#### [Provided text]
#####
Fall 2018 Native Plant Sale
Order until October 31 online via webtrac or at the Nature Center.
Pick-up at the Nature Center on Saturday, November 3 from 9 a.m. to 3 p.m.
Click here for flyer containing plant information.
For individualized plant care information, email email@example.com.
Beautify your yard and help grow Alexandria’s tree canopy by purchasing and planting a high quality native tree or shrub. The following trees and shrubs will be available for purchase:
|Flowering dogwood (Cornus florida)||$30|
|Spicebush (Lindera benzoin)||$30|
|New Jersey Tea (Ceanothus americanus)||$30|
|White oak (Quercus alba)||$40|
|Persimmon (Diospyros virginiana)||$30|
|Black gum (Nyssa sylvatica)||$30|
Flowering dogwood (Cornus florida): Flowering dogwood is Virginia’s state tree and flower! Growing from 20 to 40 feet tall, this deciduous understory tree can be planted among other trees or as a specimen tree to showcase its graceful form. Showy, long-lasting white blossoms adorn the tree in spring and mature into brilliant red fruit. Fruit is valued by wildlife for its high fat and calcium content. Grows in dry to moist soil and does best in part shade.
Spicebush (Lindera benzoin): This deciduous shrub produces leaves and stems with a rich, spicy aroma alongside clusters of fragrant yellow flowers. Growing between 6-12 ft. tall, the spicebush thrives in moist, acidic soil and partial shade. Its brilliant red fruit attracts several species of birds, and it is the primary host plant for the spicebush swallowtail butterfly. In autumn, its leaves will transition to a stunning yellow that liven up any landscape.
New Jersey Tea (Ceanothus americanus): A stout and thickly rooted shrub, New Jersey Tea adapts well to dry conditions and only grows about 3ft tall. It prefers full sun to partial shade and medium to dry soil (sandy loams or rocky soils are ideal). New Jersey tea is difficult to transplant due to its woody roots, so additional care should be taken when determining where to plant. Its delicate white flowers attract many native pollinators, including hummingbirds, butterflies, and bees.
White Oak (Quercus alba): Oaks are the backbone of eastern forests and a myriad of wildlife rely on this majestic tree genus for food and shelter. White oaks grow 75 to 100 feet tall, have a wide crown and horizontal branches. Acorns and burgundy foliage provide fall interest. This large shade tree prefers slightly acidic, moist to dry soils, and will grow in sunny or partly shaded locations.
Persimmon (Diospyros virginiana): Best known for its edible orange fruit, the persimmon is a beautiful, dark-barked tree that grows up to 70ft tall. Its branches are decorated with bell-shaped, yellow flowers and large, oval leaves. Persimmon does best in full sun and tolerates a variety of soils. Its fruit is popular amongst mammals and birds
Black Gum (Nyssa sylvatica): The attributes are many for this easy to grow, medium-sized shade tree. It grows 50 to 80 feet tall and handles full sun to part shade, wet clay soils, and occasional droughts. Spring blooms are a nectar source for bees. The dark blue edible fruit forms in autumn and is a great late-season food source for mammals and birds. Glossy green leaves turning a stunning scarlet in fall.
#####
#### [The data]
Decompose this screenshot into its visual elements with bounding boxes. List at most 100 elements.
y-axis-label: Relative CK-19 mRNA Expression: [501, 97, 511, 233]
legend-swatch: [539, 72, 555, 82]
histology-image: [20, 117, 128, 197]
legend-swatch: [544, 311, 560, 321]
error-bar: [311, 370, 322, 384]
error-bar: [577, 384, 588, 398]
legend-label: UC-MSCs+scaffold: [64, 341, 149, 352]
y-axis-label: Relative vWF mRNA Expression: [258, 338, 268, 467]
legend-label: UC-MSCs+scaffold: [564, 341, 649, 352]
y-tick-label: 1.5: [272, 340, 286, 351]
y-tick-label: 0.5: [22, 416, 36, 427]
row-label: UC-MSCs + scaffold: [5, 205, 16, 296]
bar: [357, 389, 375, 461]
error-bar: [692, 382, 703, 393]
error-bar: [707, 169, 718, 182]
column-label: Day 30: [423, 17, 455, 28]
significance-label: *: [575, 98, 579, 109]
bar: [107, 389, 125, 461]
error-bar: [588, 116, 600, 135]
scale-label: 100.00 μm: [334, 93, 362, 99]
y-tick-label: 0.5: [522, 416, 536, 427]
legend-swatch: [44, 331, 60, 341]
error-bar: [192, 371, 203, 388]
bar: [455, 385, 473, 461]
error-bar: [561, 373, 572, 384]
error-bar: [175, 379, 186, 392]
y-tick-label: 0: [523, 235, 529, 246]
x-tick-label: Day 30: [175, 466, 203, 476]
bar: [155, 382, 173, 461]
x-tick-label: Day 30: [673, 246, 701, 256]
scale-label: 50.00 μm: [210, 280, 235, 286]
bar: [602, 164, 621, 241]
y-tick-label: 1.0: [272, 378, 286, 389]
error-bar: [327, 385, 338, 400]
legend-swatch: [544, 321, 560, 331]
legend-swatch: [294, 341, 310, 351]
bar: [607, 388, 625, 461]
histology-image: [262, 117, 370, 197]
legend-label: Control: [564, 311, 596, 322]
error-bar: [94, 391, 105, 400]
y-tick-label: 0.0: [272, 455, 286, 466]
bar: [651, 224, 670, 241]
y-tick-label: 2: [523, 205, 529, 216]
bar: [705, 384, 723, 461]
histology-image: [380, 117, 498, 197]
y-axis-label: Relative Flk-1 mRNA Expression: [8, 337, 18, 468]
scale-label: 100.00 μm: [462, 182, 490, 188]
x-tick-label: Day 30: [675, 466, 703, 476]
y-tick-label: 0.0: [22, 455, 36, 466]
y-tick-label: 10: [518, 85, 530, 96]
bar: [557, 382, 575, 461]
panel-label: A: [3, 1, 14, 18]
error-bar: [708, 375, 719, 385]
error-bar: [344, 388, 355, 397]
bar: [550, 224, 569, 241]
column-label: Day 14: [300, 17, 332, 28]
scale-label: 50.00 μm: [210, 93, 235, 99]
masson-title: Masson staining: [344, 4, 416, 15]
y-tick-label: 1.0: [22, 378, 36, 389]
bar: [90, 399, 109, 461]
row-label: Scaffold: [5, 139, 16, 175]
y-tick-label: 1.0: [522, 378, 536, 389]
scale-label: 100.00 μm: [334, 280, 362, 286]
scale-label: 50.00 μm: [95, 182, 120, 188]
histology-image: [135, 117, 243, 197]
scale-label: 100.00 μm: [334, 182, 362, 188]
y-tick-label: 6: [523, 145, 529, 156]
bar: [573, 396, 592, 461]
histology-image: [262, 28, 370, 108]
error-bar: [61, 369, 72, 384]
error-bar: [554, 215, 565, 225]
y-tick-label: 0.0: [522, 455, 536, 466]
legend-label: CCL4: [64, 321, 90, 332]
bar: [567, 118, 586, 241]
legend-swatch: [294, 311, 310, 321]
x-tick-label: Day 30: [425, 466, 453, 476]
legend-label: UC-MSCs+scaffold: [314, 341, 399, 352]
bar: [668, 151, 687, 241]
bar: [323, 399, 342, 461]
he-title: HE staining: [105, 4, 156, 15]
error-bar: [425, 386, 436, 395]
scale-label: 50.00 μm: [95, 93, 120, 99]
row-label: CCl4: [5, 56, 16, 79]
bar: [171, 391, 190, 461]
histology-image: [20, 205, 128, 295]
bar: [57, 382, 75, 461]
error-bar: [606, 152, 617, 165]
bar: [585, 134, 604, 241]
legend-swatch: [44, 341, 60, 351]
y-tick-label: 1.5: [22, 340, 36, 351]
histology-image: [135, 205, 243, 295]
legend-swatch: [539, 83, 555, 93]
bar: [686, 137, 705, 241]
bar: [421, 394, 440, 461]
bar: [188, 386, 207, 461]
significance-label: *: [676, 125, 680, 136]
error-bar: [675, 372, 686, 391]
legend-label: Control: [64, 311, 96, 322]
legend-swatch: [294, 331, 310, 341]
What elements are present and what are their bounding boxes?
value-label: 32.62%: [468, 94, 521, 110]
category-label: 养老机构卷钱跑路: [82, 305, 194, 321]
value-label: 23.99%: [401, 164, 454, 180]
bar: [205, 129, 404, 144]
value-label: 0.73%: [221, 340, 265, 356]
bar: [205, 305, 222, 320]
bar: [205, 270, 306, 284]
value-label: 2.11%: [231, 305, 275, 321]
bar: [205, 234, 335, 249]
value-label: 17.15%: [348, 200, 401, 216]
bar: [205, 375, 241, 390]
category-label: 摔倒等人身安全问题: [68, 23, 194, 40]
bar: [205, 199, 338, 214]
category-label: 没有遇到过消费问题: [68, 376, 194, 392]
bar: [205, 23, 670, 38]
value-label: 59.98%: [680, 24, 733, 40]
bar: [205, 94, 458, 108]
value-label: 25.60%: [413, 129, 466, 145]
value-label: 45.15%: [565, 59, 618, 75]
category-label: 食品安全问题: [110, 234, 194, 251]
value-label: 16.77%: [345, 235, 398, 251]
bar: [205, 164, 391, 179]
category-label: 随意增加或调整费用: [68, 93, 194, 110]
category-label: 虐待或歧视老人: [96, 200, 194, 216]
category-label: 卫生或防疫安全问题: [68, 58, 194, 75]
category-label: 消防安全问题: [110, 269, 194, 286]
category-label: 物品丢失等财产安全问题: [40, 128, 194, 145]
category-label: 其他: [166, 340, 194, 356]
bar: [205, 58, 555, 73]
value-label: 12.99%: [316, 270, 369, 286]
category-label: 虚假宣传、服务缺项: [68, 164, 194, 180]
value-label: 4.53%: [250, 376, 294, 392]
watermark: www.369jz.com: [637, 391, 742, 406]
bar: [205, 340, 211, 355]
#####
#### [Task objective]
Reproduce the portion of the native plant sale text above that begins at the words "Beautify your yard" and ends after the words "in part shade.".

#### [Completed exercise]
Beautify your yard and help grow Alexandria’s tree canopy by purchasing and planting a high quality native tree or shrub. The following trees and shrubs will be available for purchase:
|Flowering dogwood (Cornus florida)||$30|
|Spicebush (Lindera benzoin)||$30|
|New Jersey Tea (Ceanothus americanus)||$30|
|White oak (Quercus alba)||$40|
|Persimmon (Diospyros virginiana)||$30|
|Black gum (Nyssa sylvatica)||$30|
Flowering dogwood (Cornus florida): Flowering dogwood is Virginia’s state tree and flower! Growing from 20 to 40 feet tall, this deciduous understory tree can be planted among other trees or as a specimen tree to showcase its graceful form. Showy, long-lasting white blossoms adorn the tree in spring and mature into brilliant red fruit. Fruit is valued by wildlife for its high fat and calcium content. Grows in dry to moist soil and does best in part shade.